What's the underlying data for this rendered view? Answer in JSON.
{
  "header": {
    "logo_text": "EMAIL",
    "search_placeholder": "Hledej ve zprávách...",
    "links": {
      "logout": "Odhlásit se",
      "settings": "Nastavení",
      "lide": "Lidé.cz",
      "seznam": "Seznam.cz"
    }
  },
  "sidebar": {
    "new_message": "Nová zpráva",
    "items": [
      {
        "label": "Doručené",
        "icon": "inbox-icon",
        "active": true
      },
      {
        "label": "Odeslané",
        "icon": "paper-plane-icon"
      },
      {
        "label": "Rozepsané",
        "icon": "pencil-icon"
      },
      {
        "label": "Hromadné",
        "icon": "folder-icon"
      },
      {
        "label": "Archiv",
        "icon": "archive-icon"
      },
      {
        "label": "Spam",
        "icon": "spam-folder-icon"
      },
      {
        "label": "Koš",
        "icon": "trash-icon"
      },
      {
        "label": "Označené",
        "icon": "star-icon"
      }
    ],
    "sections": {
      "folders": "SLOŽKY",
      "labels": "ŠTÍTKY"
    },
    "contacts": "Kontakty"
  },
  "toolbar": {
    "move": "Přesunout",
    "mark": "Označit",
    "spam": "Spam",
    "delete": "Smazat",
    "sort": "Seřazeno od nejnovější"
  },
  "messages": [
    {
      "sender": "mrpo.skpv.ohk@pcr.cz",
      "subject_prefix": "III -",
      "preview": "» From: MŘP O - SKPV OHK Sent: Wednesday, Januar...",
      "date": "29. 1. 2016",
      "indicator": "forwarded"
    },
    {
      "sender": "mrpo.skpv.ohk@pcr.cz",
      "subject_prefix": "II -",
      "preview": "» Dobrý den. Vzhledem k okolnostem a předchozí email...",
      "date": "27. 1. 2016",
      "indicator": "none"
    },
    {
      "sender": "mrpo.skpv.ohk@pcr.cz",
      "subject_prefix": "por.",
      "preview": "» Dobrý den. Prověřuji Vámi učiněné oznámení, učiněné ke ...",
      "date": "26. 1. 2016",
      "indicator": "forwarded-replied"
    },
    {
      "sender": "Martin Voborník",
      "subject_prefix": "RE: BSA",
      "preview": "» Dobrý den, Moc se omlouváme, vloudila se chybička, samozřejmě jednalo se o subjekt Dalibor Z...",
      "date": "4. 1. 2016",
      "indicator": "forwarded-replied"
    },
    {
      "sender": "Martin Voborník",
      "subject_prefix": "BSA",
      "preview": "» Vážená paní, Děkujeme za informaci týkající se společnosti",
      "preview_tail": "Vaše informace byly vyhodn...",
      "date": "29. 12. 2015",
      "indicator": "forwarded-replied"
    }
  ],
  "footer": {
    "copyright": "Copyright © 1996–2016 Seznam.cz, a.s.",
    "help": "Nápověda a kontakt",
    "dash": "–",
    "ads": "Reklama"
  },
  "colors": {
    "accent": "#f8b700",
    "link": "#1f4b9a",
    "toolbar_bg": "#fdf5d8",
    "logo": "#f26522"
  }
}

§ REQUEST
Where a line above contains the string "Seznam", copy that line.

§ THE RESULT
      "seznam": "Seznam.cz"
    "copyright": "Copyright © 1996–2016 Seznam.cz, a.s.",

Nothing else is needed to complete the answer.